** START **
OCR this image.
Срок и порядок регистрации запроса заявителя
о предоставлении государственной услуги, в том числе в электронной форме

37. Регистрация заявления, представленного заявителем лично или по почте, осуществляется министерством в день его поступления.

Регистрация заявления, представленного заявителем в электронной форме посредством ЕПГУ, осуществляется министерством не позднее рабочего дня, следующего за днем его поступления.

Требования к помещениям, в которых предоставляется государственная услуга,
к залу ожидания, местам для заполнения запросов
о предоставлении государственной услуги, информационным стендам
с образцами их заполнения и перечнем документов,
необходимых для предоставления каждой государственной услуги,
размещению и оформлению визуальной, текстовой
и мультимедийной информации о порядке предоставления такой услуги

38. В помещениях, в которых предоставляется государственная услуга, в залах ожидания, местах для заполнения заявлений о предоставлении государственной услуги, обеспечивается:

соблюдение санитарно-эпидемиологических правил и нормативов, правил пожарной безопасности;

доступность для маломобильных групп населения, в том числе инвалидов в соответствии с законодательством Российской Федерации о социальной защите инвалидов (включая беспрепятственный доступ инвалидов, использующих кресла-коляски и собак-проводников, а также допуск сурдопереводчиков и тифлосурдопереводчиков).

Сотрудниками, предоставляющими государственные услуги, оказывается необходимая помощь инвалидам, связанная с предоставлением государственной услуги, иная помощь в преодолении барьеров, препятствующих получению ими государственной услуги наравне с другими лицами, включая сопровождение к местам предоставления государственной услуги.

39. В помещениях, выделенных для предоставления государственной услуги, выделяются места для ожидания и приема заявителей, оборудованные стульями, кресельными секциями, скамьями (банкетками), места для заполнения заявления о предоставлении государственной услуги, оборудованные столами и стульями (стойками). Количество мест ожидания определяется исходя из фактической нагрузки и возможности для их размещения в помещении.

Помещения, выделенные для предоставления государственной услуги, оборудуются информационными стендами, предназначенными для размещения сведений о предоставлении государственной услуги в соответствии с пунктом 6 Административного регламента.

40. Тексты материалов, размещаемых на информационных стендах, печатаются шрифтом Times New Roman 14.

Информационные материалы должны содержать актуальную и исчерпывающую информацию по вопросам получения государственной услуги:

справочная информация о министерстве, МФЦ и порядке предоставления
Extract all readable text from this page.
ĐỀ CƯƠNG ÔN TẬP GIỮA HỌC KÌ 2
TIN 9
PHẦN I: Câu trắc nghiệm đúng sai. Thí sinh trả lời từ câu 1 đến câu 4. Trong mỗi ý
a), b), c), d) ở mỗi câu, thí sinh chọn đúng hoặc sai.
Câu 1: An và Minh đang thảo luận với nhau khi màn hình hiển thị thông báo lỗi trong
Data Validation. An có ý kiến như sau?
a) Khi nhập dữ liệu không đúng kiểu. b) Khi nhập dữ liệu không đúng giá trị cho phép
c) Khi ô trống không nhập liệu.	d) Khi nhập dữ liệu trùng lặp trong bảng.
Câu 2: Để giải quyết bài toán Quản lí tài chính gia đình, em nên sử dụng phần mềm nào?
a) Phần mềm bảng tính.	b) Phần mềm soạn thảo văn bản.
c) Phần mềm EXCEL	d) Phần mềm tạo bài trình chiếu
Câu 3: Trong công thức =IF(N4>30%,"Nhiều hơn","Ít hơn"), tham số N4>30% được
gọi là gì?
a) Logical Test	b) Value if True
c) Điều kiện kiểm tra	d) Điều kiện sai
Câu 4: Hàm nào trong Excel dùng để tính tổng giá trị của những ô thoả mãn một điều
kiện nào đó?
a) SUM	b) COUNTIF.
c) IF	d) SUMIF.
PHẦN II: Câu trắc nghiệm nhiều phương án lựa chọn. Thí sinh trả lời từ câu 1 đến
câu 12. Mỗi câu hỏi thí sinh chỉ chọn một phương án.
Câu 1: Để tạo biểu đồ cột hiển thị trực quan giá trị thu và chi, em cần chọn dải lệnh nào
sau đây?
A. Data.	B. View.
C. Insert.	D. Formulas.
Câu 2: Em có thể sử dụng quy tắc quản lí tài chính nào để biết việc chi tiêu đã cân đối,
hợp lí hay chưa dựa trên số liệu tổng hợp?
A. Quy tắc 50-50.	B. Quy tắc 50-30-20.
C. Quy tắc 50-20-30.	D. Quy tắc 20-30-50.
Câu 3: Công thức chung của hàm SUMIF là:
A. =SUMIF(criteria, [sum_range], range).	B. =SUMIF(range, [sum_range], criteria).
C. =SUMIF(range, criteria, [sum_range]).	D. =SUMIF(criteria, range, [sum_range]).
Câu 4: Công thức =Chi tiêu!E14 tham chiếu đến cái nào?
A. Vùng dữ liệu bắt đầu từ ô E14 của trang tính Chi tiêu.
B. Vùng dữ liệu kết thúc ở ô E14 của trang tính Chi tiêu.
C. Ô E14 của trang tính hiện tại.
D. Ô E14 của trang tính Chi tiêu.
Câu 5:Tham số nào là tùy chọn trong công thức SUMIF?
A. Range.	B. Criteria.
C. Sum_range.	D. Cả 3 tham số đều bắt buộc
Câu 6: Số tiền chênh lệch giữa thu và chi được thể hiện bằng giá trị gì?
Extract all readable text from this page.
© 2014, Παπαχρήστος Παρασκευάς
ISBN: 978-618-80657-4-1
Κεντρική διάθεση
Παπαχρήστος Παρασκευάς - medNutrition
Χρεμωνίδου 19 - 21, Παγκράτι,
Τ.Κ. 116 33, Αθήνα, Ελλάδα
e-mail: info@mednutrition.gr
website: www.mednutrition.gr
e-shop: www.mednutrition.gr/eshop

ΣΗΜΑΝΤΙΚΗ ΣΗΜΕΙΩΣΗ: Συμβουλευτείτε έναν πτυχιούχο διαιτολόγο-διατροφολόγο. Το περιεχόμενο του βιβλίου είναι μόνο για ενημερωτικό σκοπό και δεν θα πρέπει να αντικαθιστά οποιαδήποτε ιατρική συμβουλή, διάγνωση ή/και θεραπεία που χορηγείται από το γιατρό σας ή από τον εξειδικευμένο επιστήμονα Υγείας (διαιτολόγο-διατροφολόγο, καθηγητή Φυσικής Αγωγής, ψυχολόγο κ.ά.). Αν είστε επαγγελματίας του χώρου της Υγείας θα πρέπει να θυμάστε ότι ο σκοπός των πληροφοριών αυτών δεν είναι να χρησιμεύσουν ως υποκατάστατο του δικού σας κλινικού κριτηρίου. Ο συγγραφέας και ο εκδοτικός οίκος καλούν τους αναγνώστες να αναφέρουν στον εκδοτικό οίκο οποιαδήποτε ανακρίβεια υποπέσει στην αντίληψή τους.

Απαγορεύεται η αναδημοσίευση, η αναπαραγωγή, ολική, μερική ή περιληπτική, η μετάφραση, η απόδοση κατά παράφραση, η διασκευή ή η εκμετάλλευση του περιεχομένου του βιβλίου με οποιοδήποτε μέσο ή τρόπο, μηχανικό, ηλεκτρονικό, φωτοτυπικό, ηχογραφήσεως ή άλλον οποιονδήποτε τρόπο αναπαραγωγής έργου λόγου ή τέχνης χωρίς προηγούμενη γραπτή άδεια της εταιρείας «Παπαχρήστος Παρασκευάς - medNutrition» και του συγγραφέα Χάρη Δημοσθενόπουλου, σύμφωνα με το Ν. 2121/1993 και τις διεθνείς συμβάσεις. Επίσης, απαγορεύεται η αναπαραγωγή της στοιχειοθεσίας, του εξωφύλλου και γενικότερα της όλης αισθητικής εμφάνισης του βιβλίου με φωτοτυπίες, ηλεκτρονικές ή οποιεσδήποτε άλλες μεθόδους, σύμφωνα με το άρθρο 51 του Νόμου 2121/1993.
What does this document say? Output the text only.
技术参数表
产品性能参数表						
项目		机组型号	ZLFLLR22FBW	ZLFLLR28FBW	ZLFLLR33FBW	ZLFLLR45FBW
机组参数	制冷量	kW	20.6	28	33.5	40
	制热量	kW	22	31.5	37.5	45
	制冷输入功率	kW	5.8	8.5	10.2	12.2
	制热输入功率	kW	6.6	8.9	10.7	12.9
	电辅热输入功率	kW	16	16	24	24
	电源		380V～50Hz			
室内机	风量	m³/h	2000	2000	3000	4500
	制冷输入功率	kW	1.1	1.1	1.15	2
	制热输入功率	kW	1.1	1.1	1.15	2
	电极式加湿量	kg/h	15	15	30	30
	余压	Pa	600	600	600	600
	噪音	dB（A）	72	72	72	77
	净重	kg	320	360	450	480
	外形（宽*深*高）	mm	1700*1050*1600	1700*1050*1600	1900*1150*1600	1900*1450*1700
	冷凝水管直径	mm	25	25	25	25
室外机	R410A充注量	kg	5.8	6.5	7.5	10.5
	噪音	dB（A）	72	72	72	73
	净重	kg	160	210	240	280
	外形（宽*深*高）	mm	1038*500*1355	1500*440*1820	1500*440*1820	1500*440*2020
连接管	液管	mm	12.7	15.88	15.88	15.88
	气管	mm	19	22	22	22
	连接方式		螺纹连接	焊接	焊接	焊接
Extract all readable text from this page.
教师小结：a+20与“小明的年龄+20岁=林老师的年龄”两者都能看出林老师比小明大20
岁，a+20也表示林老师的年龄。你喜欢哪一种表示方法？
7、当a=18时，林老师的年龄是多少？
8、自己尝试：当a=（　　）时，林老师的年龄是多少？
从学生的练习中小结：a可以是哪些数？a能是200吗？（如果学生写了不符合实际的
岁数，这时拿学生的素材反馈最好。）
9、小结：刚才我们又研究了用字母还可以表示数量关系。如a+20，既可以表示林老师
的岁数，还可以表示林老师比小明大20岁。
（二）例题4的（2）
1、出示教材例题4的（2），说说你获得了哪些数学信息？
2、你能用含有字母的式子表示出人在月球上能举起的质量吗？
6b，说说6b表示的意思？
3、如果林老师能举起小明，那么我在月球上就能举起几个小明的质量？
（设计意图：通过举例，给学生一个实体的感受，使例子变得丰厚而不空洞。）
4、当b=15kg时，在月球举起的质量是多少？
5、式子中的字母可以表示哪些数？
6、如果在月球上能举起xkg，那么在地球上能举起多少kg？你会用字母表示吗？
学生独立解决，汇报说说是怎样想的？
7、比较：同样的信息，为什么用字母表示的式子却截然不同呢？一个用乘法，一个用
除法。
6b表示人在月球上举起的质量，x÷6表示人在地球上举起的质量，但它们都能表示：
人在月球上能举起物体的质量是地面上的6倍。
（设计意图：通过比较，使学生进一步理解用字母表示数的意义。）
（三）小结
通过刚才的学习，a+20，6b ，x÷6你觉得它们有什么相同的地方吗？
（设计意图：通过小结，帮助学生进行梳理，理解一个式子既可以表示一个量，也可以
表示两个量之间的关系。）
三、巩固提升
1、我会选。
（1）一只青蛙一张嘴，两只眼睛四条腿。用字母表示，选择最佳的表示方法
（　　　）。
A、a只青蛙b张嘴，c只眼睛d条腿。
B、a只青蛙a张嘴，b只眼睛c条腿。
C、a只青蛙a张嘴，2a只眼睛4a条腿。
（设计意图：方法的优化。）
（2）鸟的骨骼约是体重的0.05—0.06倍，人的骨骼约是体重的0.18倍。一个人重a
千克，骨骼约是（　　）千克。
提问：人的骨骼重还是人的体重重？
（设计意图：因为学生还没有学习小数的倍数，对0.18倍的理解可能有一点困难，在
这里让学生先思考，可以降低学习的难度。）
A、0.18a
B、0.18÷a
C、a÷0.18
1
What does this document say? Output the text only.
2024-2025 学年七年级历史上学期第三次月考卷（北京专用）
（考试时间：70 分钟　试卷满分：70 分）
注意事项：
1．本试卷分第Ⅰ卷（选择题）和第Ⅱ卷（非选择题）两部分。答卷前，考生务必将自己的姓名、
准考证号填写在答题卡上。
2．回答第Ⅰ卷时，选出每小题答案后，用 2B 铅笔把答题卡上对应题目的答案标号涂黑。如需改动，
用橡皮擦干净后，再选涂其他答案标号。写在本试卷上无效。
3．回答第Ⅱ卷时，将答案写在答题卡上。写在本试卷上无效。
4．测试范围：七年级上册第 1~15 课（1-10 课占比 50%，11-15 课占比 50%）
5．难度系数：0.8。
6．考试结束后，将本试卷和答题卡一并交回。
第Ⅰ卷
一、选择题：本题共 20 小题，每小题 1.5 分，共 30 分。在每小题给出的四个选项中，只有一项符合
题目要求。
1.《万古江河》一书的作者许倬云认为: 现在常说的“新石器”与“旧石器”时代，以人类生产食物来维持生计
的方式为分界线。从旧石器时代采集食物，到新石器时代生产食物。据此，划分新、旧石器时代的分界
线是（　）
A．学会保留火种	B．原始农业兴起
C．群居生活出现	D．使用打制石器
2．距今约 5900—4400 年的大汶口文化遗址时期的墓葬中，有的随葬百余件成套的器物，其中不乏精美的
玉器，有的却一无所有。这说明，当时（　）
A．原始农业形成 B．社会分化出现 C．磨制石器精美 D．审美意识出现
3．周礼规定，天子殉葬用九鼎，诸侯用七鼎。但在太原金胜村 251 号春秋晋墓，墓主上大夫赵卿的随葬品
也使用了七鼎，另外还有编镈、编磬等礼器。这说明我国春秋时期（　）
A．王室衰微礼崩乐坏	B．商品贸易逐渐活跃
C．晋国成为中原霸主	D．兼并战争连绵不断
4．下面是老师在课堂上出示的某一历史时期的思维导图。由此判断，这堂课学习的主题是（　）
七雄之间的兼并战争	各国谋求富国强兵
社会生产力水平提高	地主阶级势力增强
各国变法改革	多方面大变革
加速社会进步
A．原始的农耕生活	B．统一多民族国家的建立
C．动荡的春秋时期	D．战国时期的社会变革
** END **
▸ WORK TO DO:
Select from the material above each line in which the string "tổng" appears, and list those lines.

▸ RESULT OF THE TASK:
Câu 4: Hàm nào trong Excel dùng để tính tổng giá trị của những ô thoả mãn một điều
hợp lí hay chưa dựa trên số liệu tổng hợp?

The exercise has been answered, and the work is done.